**PAGE EXTRACT**

-- -- --

Cratylus. Representing by likeness (ὁμοιώματι) the thing represented is absolutely and entirely superior to representation by chance signs. (Cratylus, 433D)
The great problem for the correspondence theory is how words and statements can possibly adequately correspond to (be like) things in the world.
Aristotle knew that our thoughts were in some sense the likenesses to things that Socrates was looking for, but can our thoughts be adequately expressed in words and statements?
Words spoken are symbols or signs of affections or impressions of the soul; written words are the signs of words spoken. As writing, so also is speech not the same for all races of men. But the mental affections themselves, of which these words are primarily signs, are the same for the whole of mankind, as are also the objects of which those affections are representations or likenesses (ὁμοιώματα), images, copies. (De Interpretatione, 16a)
The basic idea was named correspondence by early analytic language philosophers, especially
Bertand Russell, the early
Wittgenstein, and their followers in the Vienna Circle, Rudolf Carnap and
Moritz Schlick, who had something like a picture theory of language. They hoped to find propositions (statements) that would be the "logical atoms" of
verifiable knowledge of the world.
Here is how Russell connects a
belief with the truth.

-- -- --

**SUPPLIED DATA**
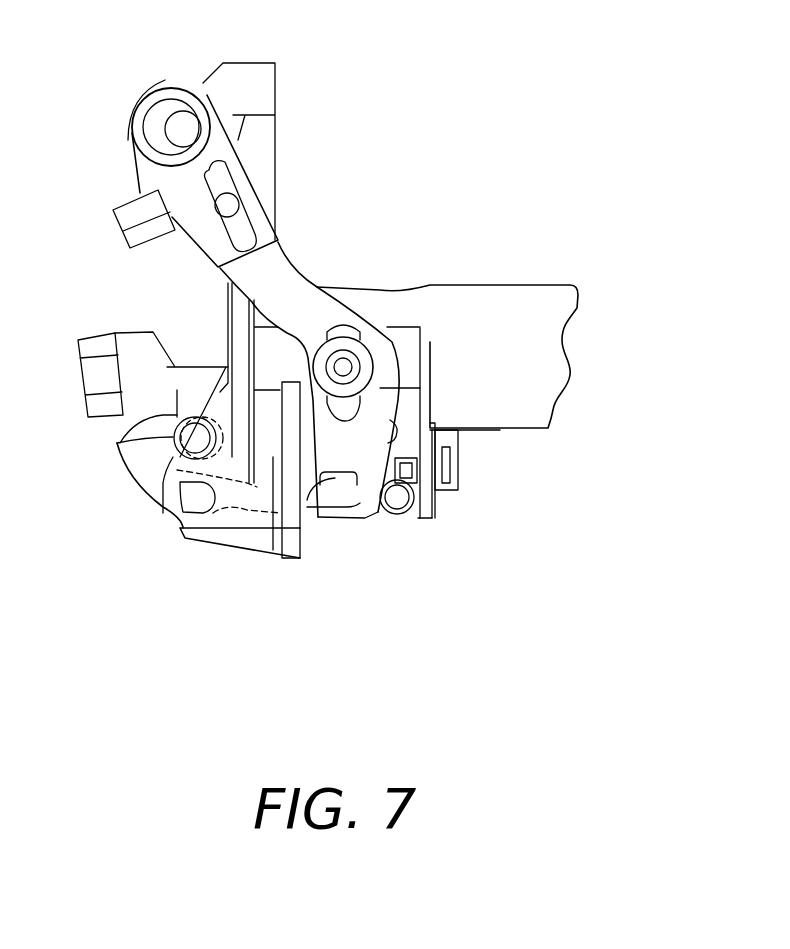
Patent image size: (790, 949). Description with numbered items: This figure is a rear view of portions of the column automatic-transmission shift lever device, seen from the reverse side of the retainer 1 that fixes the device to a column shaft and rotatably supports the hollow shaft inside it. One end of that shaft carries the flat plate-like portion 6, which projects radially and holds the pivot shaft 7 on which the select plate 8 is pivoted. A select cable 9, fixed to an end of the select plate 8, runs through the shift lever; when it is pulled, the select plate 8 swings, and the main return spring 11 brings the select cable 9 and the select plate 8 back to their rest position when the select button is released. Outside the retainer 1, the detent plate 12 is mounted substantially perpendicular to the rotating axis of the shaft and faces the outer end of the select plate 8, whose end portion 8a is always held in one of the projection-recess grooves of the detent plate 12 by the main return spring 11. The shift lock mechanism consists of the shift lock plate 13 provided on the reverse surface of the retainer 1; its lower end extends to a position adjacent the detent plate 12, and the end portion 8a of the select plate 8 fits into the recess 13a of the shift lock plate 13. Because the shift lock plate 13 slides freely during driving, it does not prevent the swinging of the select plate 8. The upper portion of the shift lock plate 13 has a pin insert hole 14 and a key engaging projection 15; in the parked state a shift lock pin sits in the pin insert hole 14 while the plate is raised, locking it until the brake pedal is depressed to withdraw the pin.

-- -- --

**SET PROBLEM 1**
In the passage on the correspondence theory of truth, what does Aristotle say written words are signs of?
**SET PROBLEM 2**
Proceed with the passage on the correspondence theory of truth, starting right after its final sentence.

**FINAL ANSWER 1**
Written words are the signs of words spoken.

**FINAL ANSWER 2**
Thus a belief is true when it corresponds to a certain associated complex, and false when it does not. Assuming, for the sake of definiteness, that the objects of the belief are two terms and a relation, the terms being put in a certain order by the 'sense' of the believing, then if the two terms in that order are united by the relation into a complex, the belief is true; if not, it is false. This constitutes the definition of truth and falsehood that we were in search of. Judging or believing is a certain complex unity of which a mind is a constituent; if the remaining constituents, taken in the order which they have in the belief, form a complex unity, then the belief is true; if not, it is false.
Thus although truth and falsehood are properties of beliefs, yet they are in a sense extrinsic properties, for the condition of the truth of a belief is something not involving beliefs, or (in general) any mind at all, but only the objects of the belief. A mind, which believes, believes truly when there is a corresponding complex not involving the mind, but only its objects. This correspondence ensures truth, and its absence entails falsehood. Hence we account simultaneously for the two facts that beliefs (a) depend on minds for their existence, (b) do not depend on minds for their truth.
...Thus a belief is true when there is a corresponding fact, and is false when there is no corresponding fact.
It will be seen that minds do not create truth or falsehood. They create beliefs, but when once the beliefs are created, the mind cannot make them true or false, except in the special case where they concern future things which are within the power of the person believing, such as catching trains. What makes a belief true is a fact, and this fact does not (except in exceptional cases) in any way involve the mind of the person who has the belief.
Having now decided what we mean by truth and falsehood, we have next to consider what ways there are of knowing whether this or that belief is true or false. (The Problems of Philosophy, 1912, p.128-30)
But how can words in an arbitrary human language or even logical propositions represent likenesses, images, copies? Only if they are icons, and not indexes or symbols, the other two possible types of signs according to
Charles Sanders Peirce's semiotic theory. Human language sentences are at best a set of symbols that evoke ideas in our minds that may have "true" likenesses to the world of objects and facts. They cannot "mirror" reality directly.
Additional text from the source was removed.